### PROBLEM STATEMENT:
Search the material below for the string "детей" and extract each line that has it.

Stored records
::::::::::
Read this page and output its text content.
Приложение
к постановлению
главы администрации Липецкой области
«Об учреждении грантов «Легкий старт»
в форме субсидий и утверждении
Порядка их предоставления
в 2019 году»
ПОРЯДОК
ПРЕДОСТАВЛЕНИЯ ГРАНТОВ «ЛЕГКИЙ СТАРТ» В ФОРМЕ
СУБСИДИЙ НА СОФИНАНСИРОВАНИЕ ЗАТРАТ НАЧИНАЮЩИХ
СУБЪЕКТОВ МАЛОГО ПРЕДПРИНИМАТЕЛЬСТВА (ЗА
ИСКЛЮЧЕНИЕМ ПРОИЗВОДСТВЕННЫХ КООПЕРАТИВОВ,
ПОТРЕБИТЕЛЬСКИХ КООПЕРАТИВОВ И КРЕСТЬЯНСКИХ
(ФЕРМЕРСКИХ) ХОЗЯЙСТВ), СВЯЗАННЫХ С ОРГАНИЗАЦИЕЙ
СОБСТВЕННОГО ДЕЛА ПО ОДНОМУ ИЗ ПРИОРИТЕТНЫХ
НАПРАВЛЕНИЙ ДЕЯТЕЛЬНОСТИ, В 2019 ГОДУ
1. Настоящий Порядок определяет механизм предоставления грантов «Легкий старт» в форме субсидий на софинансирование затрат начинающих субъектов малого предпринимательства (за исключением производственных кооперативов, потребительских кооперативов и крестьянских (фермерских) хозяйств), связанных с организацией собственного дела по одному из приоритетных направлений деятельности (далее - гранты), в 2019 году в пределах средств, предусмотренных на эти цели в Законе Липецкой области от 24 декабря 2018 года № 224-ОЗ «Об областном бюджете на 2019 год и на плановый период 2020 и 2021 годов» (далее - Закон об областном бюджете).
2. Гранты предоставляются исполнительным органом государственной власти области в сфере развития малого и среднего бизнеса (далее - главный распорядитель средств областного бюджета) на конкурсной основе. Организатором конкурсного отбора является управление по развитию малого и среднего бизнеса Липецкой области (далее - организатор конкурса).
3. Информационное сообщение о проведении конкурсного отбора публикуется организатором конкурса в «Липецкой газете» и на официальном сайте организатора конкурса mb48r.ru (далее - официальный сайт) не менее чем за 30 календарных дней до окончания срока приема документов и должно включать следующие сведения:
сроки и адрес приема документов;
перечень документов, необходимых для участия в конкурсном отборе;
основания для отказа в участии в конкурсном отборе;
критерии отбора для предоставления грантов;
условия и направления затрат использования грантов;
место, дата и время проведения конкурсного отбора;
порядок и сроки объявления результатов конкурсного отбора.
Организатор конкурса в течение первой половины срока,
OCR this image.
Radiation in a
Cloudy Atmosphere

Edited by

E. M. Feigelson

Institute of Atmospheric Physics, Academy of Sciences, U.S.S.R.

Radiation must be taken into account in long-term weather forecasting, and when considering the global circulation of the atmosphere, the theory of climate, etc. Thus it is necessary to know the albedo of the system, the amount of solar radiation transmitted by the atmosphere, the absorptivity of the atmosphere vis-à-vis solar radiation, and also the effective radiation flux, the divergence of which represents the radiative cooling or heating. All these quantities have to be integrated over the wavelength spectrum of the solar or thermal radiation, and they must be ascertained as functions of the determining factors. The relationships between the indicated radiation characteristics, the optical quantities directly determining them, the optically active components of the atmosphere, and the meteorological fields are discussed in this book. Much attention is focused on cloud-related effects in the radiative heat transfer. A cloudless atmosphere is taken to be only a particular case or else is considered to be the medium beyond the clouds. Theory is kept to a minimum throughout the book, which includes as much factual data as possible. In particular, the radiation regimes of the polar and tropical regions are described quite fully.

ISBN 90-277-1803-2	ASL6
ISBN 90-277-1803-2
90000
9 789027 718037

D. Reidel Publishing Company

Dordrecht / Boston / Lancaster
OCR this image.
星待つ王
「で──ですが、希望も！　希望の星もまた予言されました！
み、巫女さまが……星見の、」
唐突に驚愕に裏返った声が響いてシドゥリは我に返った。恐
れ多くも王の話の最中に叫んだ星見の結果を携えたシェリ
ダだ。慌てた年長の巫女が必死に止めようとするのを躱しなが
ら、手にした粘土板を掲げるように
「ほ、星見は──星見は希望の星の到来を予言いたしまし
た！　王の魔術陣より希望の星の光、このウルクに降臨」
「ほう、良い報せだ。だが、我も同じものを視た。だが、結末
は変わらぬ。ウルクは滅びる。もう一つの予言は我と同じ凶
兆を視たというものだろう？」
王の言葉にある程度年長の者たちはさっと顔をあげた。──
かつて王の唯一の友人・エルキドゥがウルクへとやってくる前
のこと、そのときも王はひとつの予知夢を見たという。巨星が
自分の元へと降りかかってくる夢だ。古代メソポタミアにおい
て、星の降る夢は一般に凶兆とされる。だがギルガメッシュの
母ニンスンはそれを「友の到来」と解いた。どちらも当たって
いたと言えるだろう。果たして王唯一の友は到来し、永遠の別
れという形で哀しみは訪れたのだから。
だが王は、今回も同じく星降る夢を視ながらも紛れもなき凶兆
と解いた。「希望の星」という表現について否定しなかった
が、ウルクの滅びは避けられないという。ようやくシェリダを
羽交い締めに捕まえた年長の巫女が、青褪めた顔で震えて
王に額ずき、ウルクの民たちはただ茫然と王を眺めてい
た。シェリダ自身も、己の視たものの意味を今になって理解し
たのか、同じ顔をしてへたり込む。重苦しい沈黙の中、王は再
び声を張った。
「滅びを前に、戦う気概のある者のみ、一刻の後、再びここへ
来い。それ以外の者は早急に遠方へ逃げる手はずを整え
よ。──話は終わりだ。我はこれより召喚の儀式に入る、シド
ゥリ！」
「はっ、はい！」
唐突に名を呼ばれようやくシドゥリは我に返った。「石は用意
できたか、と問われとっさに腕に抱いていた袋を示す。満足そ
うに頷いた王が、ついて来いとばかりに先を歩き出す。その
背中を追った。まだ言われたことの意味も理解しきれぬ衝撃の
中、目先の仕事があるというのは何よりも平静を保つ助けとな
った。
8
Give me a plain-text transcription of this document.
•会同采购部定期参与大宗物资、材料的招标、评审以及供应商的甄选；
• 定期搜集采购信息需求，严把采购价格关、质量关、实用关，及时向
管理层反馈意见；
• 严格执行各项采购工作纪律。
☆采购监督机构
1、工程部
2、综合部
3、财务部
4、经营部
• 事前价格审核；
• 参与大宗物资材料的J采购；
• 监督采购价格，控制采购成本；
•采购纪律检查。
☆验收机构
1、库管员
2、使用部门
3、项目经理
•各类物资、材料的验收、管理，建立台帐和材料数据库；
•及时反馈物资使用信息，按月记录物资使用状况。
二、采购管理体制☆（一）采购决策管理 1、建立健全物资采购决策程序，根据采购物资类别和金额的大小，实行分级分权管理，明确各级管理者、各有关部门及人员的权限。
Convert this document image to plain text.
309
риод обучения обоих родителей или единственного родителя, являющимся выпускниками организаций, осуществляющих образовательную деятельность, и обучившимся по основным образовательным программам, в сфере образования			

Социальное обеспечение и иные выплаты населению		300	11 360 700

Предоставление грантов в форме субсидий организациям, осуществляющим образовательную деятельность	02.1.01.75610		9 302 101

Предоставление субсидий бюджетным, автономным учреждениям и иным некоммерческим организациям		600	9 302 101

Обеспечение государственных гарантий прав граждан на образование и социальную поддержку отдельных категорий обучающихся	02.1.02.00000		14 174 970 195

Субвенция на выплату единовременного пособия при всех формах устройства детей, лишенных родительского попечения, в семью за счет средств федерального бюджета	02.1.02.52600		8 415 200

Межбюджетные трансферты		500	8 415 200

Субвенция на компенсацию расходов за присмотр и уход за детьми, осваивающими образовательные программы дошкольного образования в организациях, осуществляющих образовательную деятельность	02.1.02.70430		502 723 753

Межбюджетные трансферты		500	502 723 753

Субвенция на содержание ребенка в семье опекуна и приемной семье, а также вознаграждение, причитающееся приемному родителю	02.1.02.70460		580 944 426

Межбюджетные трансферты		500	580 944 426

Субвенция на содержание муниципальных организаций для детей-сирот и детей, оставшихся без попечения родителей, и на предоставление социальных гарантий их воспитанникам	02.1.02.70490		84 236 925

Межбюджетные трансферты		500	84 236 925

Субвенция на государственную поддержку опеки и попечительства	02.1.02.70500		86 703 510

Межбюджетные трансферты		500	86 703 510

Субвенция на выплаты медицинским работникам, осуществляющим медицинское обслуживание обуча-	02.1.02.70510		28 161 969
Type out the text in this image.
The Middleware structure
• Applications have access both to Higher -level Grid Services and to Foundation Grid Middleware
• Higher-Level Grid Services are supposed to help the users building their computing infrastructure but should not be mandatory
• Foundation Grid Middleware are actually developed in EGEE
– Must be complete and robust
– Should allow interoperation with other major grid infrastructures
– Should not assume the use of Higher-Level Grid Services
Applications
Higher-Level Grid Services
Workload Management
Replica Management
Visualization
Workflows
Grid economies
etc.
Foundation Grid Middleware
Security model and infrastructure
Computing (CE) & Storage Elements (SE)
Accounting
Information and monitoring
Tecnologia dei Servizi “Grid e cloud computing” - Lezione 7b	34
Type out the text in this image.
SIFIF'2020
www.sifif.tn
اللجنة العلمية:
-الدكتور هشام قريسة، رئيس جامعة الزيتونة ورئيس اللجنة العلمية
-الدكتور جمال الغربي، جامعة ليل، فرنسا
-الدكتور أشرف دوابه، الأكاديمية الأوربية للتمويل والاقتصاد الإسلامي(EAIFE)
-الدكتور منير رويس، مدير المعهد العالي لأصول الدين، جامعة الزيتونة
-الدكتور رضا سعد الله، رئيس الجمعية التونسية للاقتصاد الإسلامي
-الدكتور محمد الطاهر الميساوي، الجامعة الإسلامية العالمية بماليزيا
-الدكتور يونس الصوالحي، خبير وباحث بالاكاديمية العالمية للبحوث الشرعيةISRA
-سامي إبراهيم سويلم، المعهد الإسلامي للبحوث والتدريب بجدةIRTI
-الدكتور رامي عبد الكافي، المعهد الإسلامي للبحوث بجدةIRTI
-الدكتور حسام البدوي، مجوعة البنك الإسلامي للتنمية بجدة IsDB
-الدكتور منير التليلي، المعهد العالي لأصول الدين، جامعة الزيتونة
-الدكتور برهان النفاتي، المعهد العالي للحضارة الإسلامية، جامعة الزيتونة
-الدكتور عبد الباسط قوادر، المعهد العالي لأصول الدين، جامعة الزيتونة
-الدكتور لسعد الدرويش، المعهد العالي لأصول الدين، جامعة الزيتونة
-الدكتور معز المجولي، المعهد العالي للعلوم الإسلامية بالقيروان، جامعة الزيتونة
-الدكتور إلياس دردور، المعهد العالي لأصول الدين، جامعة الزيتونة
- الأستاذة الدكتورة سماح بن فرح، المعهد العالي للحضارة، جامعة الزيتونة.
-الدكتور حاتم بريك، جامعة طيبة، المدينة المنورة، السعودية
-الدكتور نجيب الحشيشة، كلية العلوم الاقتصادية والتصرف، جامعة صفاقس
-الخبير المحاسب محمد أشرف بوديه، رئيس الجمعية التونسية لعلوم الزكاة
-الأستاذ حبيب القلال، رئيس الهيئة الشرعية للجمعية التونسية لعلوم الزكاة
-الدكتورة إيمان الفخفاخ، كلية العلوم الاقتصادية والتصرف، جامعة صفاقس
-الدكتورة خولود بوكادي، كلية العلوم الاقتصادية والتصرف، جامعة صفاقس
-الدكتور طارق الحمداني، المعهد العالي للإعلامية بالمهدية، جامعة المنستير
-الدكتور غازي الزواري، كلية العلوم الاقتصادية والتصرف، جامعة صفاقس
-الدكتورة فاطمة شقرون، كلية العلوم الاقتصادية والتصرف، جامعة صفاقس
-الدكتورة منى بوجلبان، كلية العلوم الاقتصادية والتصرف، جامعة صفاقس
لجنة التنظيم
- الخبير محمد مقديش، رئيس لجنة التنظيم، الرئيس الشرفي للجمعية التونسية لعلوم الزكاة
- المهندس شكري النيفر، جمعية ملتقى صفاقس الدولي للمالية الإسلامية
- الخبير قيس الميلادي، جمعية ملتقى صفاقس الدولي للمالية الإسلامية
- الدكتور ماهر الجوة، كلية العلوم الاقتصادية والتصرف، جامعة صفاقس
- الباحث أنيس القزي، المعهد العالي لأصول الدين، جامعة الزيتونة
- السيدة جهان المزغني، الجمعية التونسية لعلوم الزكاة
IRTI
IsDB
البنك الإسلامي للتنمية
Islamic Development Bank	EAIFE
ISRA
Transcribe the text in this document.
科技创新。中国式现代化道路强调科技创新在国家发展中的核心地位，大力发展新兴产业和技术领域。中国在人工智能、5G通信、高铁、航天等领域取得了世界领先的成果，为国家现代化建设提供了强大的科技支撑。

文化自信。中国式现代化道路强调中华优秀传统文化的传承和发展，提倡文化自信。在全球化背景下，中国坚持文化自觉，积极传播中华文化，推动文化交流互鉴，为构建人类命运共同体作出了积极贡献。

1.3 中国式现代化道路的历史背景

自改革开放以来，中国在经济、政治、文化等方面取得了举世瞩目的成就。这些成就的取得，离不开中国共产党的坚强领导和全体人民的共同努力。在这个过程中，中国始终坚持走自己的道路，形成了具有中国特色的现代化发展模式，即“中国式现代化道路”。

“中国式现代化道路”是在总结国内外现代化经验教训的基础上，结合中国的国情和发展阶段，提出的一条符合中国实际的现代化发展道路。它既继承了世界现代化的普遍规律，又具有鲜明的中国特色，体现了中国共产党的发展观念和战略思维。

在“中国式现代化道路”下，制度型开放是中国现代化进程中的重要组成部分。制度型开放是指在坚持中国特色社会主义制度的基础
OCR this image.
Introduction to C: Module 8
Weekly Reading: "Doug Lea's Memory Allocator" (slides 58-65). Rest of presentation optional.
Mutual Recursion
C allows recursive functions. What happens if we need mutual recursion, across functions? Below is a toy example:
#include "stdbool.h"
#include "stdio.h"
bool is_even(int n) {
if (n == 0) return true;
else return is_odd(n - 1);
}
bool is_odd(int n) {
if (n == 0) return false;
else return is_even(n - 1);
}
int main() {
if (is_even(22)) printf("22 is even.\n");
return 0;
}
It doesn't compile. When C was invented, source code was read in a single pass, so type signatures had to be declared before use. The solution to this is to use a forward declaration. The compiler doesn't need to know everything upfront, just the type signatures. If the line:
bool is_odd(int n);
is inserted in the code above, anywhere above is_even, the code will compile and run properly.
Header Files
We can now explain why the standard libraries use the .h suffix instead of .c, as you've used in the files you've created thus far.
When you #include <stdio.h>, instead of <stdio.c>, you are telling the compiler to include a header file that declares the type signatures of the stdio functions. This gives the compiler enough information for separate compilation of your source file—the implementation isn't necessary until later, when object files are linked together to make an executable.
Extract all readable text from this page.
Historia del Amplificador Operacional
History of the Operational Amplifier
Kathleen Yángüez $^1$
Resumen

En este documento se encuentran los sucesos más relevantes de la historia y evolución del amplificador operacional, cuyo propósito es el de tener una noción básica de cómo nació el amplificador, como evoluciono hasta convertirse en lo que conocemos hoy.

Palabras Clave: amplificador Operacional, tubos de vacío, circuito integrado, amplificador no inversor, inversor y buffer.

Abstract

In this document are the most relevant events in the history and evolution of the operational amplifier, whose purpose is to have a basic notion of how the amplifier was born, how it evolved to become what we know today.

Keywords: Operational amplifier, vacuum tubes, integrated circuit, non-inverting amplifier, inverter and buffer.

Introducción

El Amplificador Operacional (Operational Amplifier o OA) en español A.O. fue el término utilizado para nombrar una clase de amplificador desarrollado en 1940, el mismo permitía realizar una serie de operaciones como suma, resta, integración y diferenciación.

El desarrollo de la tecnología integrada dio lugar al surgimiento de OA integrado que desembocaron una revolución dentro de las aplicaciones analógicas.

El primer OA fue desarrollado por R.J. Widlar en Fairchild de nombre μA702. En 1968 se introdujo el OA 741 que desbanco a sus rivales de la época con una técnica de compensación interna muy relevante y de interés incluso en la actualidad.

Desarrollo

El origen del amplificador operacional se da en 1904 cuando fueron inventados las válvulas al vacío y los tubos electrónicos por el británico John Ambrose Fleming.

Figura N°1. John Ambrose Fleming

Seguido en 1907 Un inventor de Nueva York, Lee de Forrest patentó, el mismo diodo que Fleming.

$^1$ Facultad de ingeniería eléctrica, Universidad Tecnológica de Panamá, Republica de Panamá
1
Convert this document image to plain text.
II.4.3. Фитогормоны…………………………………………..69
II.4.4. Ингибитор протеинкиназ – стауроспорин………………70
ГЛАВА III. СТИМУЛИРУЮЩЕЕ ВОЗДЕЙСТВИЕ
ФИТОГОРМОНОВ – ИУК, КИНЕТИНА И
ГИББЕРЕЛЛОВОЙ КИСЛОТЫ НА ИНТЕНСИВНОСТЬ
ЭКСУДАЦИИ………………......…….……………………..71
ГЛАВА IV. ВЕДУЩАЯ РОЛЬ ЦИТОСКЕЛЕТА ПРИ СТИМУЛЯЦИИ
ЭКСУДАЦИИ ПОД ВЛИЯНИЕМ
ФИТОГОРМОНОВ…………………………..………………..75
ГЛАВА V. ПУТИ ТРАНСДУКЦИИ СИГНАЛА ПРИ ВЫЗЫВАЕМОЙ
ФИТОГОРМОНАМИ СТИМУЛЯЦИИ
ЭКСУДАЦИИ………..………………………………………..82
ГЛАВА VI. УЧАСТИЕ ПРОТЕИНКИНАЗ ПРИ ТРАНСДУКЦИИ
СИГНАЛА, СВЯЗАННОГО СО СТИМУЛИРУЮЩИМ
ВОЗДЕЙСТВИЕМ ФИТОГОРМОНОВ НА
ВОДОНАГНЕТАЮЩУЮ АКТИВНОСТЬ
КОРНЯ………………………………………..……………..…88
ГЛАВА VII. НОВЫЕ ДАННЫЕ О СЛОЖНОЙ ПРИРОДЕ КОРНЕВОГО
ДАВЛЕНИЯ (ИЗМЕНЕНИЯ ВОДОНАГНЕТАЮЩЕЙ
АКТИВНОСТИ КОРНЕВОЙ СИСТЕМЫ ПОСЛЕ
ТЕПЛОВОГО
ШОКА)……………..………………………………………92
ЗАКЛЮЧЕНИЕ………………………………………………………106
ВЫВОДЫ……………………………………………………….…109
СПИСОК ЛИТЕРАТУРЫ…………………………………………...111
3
::::::::::
### SOLUTION FOR THIS EXERCISE:
Субвенция на выплату единовременного пособия при всех формах устройства детей, лишенных родительского попечения, в семью за счет средств федерального бюджета	02.1.02.52600		8 415 200
Субвенция на содержание муниципальных организаций для детей-сирот и детей, оставшихся без попечения родителей, и на предоставление социальных гарантий их воспитанникам	02.1.02.70490		84 236 925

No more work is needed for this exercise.